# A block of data
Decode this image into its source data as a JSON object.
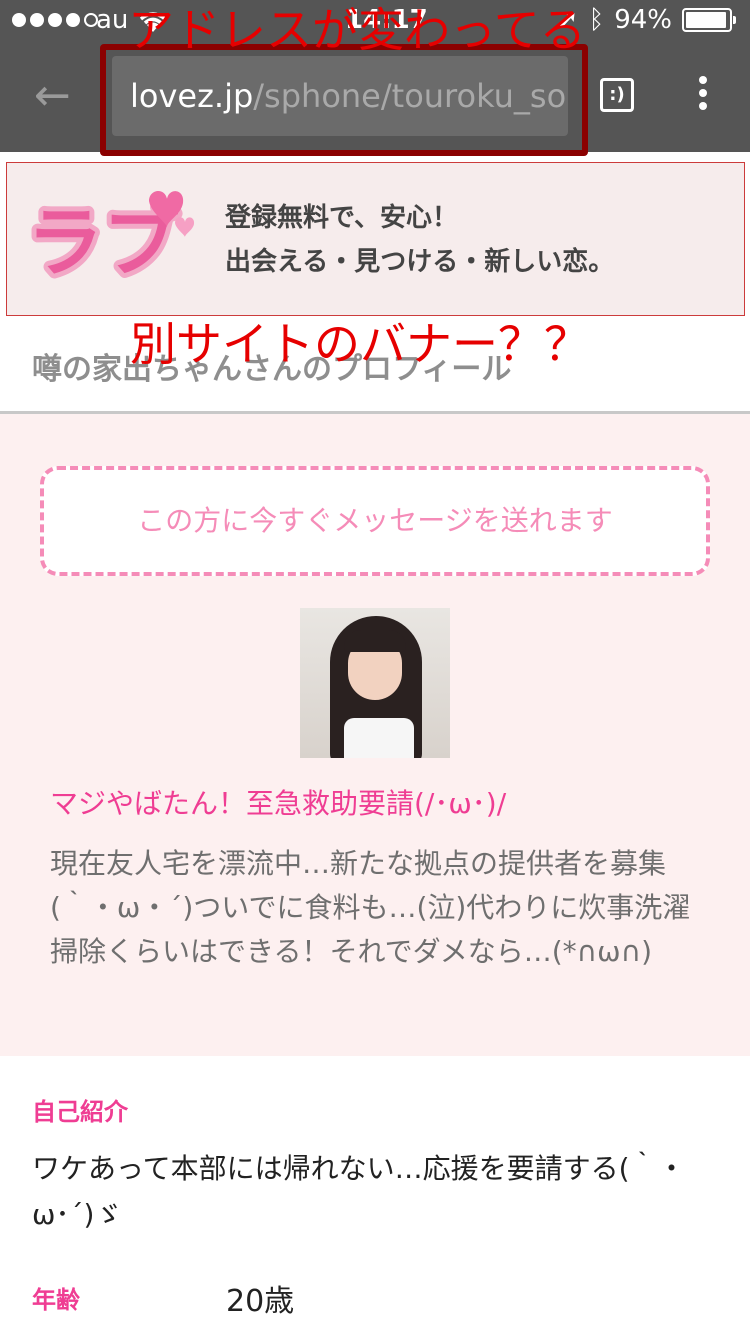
{
  "status_bar": {
    "carrier": "au",
    "time": "14:17",
    "battery": "94%",
    "signal_bars": 4
  },
  "browser": {
    "url_domain": "lovez.jp",
    "url_path": "/sphone/touroku_sous",
    "tab_icon_label": ":)",
    "highlight_color": "#8b0000"
  },
  "annotations": {
    "top": "アドレスが変わってる",
    "middle": "別サイトのバナー？？",
    "color": "#e60000"
  },
  "banner": {
    "logo_text": "ラブ",
    "line1": "登録無料で、安心！",
    "line2": "出会える・見つける・新しい恋。"
  },
  "profile": {
    "title": "噂の家出ちゃんさんのプロフィール",
    "message_button": "この方に今すぐメッセージを送れます",
    "headline": "マジやばたん！至急救助要請(/･ω･)/",
    "description": "現在友人宅を漂流中…新たな拠点の提供者を募集(｀・ω・´)ついでに食料も…(泣)代わりに炊事洗濯掃除くらいはできる！それでダメなら…(*∩ω∩)"
  },
  "details": {
    "intro_label": "自己紹介",
    "intro_text": "ワケあって本部には帰れない…応援を要請する(｀・ω･´)ゞ",
    "age_label": "年齢",
    "age_value": "20歳"
  },
  "colors": {
    "accent_pink": "#ef3d93",
    "toolbar": "#555555",
    "card_bg": "#fdf0f0"
  }
}
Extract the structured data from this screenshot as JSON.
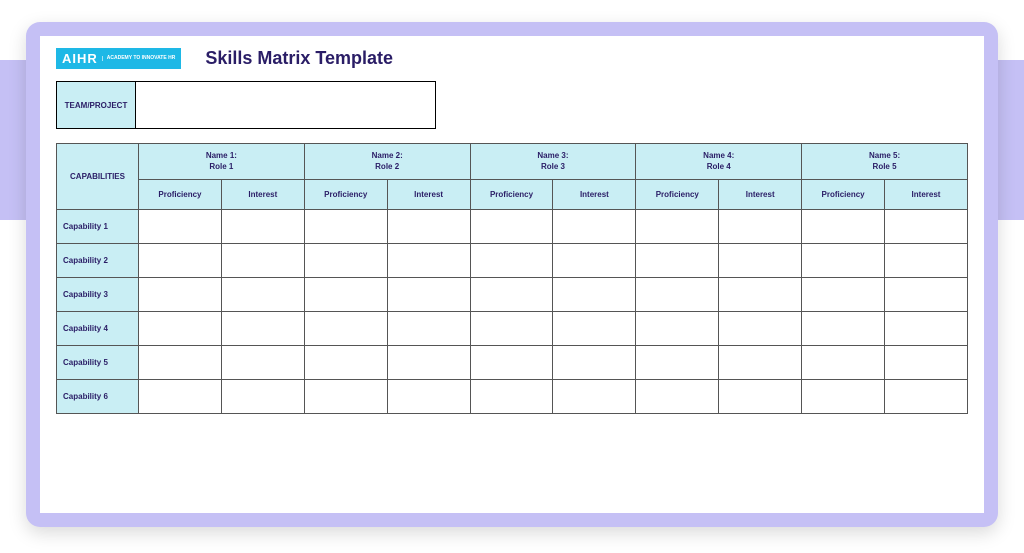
{
  "logo": {
    "brand": "AIHR",
    "tagline": "ACADEMY TO INNOVATE HR"
  },
  "title": "Skills Matrix Template",
  "team_project_label": "TEAM/PROJECT",
  "team_project_value": "",
  "capabilities_header": "CAPABILITIES",
  "sub_headers": {
    "proficiency": "Proficiency",
    "interest": "Interest"
  },
  "people": [
    {
      "name": "Name 1:",
      "role": "Role 1"
    },
    {
      "name": "Name 2:",
      "role": "Role 2"
    },
    {
      "name": "Name 3:",
      "role": "Role 3"
    },
    {
      "name": "Name 4:",
      "role": "Role 4"
    },
    {
      "name": "Name 5:",
      "role": "Role 5"
    }
  ],
  "capabilities": [
    "Capability 1",
    "Capability 2",
    "Capability 3",
    "Capability 4",
    "Capability 5",
    "Capability 6"
  ],
  "colors": {
    "accent_bg": "#c9eef4",
    "title": "#2a1d66",
    "frame": "#c5c0f5",
    "logo_bg": "#1eb8e6"
  }
}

# Set exercise
Your task is to reproduce all of the material exactly. The pictures stay out.

# Answer to this exercise
Decode this image into its source data as a JSON object.
{
  "status_bar": {
    "carrier": "au",
    "time": "14:17",
    "battery": "94%",
    "signal_bars": 4
  },
  "browser": {
    "url_domain": "lovez.jp",
    "url_path": "/sphone/touroku_sous",
    "tab_icon_label": ":)",
    "highlight_color": "#8b0000"
  },
  "annotations": {
    "top": "アドレスが変わってる",
    "middle": "別サイトのバナー？？",
    "color": "#e60000"
  },
  "banner": {
    "logo_text": "ラブ",
    "line1": "登録無料で、安心！",
    "line2": "出会える・見つける・新しい恋。"
  },
  "profile": {
    "title": "噂の家出ちゃんさんのプロフィール",
    "message_button": "この方に今すぐメッセージを送れます",
    "headline": "マジやばたん！至急救助要請(/･ω･)/",
    "description": "現在友人宅を漂流中…新たな拠点の提供者を募集(｀・ω・´)ついでに食料も…(泣)代わりに炊事洗濯掃除くらいはできる！それでダメなら…(*∩ω∩)"
  },
  "details": {
    "intro_label": "自己紹介",
    "intro_text": "ワケあって本部には帰れない…応援を要請する(｀・ω･´)ゞ",
    "age_label": "年齢",
    "age_value": "20歳"
  },
  "colors": {
    "accent_pink": "#ef3d93",
    "toolbar": "#555555",
    "card_bg": "#fdf0f0"
  }
}
Extract the structured data from this screenshot as JSON.
{
  "logo": {
    "brand": "AIHR",
    "tagline": "ACADEMY TO INNOVATE HR"
  },
  "title": "Skills Matrix Template",
  "team_project_label": "TEAM/PROJECT",
  "team_project_value": "",
  "capabilities_header": "CAPABILITIES",
  "sub_headers": {
    "proficiency": "Proficiency",
    "interest": "Interest"
  },
  "people": [
    {
      "name": "Name 1:",
      "role": "Role 1"
    },
    {
      "name": "Name 2:",
      "role": "Role 2"
    },
    {
      "name": "Name 3:",
      "role": "Role 3"
    },
    {
      "name": "Name 4:",
      "role": "Role 4"
    },
    {
      "name": "Name 5:",
      "role": "Role 5"
    }
  ],
  "capabilities": [
    "Capability 1",
    "Capability 2",
    "Capability 3",
    "Capability 4",
    "Capability 5",
    "Capability 6"
  ],
  "colors": {
    "accent_bg": "#c9eef4",
    "title": "#2a1d66",
    "frame": "#c5c0f5",
    "logo_bg": "#1eb8e6"
  }
}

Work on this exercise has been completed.